%%
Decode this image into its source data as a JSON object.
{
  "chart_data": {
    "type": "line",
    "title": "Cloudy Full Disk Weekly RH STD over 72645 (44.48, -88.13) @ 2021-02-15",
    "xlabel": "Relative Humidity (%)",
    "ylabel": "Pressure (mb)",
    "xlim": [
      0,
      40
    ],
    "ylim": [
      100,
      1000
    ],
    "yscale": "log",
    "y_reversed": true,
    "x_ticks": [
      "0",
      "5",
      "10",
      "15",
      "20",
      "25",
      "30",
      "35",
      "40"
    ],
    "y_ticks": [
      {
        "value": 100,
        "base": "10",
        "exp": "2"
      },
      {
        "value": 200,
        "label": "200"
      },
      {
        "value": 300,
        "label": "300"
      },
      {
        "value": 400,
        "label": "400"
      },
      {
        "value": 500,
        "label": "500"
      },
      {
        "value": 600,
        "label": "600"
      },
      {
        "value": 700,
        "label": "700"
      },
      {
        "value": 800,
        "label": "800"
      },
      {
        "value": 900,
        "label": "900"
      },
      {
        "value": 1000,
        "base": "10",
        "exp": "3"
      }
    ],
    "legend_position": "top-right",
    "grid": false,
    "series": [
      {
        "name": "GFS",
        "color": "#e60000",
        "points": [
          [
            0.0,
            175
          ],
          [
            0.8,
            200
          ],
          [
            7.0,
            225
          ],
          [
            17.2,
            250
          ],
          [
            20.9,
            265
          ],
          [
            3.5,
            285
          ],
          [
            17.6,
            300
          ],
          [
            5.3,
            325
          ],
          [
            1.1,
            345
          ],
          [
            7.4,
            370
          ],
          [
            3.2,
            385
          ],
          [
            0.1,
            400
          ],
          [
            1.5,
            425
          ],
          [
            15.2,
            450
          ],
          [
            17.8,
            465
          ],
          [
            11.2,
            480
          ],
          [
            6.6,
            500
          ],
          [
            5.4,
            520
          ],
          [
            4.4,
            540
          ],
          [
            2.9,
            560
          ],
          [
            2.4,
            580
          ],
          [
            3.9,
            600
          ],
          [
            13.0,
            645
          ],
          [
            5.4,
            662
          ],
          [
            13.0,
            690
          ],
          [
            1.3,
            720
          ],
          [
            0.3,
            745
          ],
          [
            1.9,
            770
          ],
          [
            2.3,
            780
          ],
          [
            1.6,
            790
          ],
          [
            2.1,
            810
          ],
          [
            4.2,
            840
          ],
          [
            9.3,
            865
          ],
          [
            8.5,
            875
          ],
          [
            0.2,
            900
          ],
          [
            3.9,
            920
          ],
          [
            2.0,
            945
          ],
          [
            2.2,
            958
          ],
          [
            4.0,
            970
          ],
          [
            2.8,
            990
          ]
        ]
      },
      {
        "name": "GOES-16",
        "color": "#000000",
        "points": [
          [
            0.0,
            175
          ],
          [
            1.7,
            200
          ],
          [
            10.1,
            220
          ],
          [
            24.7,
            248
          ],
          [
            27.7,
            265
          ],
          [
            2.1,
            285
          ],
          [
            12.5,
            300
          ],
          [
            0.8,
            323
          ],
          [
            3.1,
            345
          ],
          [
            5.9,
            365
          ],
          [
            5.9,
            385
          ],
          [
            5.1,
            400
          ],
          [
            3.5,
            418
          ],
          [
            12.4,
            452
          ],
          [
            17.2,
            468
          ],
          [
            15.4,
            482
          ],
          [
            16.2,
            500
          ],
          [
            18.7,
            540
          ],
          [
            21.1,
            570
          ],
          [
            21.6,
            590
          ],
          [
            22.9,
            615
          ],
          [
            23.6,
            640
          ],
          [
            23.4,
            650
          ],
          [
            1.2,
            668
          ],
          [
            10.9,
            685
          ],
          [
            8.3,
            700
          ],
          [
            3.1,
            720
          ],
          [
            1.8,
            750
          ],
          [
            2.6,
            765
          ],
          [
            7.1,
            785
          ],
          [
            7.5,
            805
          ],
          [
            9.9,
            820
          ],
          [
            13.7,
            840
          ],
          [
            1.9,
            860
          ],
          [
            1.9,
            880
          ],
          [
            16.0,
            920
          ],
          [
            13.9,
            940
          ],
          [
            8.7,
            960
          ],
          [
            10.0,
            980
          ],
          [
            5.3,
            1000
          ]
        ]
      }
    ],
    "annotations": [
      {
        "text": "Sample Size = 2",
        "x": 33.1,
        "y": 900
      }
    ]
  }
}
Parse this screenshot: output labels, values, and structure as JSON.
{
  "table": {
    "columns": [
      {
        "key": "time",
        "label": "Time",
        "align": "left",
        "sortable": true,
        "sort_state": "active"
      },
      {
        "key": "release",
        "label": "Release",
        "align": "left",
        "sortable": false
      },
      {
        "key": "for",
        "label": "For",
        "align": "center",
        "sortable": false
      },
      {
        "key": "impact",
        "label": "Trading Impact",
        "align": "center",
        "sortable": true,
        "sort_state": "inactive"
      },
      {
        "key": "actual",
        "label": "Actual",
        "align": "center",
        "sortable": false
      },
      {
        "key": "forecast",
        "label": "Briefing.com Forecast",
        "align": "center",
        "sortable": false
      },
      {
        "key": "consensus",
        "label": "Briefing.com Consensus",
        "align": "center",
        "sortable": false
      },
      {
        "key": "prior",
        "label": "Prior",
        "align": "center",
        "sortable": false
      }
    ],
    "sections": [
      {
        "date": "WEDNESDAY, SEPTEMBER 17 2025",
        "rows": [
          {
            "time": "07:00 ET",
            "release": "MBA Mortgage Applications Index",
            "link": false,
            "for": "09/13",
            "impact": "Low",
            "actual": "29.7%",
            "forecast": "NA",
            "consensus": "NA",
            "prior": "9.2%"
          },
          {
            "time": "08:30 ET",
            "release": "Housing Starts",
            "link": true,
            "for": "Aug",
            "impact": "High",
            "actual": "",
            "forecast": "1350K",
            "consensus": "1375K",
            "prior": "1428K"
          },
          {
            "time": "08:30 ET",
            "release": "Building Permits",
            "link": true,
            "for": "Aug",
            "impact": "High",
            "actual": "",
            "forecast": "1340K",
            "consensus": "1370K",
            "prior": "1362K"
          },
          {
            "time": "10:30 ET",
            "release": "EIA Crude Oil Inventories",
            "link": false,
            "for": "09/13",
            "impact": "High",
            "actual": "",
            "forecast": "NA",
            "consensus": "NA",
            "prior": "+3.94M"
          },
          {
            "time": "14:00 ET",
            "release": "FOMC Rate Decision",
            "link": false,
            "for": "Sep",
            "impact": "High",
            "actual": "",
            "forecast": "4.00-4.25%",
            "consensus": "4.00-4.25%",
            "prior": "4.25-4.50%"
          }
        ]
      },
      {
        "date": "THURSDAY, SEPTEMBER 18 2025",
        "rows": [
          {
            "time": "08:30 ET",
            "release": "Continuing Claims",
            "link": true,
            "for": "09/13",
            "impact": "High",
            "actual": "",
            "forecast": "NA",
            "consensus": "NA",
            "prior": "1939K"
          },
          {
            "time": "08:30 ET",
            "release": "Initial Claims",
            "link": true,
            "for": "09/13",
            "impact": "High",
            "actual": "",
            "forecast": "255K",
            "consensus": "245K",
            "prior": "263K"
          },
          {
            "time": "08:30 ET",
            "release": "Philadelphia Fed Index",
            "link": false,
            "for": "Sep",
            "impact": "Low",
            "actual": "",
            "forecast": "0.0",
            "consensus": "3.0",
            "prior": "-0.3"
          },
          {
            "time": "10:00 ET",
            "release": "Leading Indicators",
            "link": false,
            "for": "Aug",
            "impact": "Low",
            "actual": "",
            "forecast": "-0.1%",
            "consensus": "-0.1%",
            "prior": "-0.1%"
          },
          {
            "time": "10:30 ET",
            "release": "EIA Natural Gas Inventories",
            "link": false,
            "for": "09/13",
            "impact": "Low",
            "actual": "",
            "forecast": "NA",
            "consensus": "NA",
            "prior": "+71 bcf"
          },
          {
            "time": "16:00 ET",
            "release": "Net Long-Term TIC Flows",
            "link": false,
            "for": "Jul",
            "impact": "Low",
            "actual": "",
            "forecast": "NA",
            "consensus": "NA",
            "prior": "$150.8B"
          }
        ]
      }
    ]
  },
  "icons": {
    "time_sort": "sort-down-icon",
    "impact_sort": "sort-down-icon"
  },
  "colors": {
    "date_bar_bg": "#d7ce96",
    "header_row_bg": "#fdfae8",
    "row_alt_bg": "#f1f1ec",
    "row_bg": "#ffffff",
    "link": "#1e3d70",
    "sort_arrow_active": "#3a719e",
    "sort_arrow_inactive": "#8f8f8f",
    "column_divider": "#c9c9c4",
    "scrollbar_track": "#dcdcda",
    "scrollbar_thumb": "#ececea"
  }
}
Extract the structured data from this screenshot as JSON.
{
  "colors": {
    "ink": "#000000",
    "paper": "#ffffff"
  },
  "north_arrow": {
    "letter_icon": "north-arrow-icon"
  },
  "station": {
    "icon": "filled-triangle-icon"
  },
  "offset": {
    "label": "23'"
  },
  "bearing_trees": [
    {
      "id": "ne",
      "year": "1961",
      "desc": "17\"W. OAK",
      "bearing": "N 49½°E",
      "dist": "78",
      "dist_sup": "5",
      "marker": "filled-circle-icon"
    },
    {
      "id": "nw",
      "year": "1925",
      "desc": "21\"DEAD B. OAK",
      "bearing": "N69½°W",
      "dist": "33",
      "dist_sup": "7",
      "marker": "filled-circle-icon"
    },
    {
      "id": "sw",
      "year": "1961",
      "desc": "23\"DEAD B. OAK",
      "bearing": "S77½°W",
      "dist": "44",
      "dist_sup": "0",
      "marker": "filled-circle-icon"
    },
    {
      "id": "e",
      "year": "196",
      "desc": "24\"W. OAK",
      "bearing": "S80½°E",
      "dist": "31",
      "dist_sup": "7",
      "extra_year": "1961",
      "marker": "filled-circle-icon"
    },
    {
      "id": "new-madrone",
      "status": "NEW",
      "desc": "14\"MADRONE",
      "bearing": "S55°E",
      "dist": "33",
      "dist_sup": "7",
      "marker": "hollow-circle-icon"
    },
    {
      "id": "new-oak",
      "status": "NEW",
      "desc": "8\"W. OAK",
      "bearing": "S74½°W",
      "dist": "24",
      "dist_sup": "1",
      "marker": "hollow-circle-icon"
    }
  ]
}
%%
Goal:
Which lines of the data include "desc"? Copy each of them.

The solution:
      "desc": "17\"W. OAK",
      "desc": "21\"DEAD B. OAK",
      "desc": "23\"DEAD B. OAK",
      "desc": "24\"W. OAK",
      "desc": "14\"MADRONE",
      "desc": "8\"W. OAK",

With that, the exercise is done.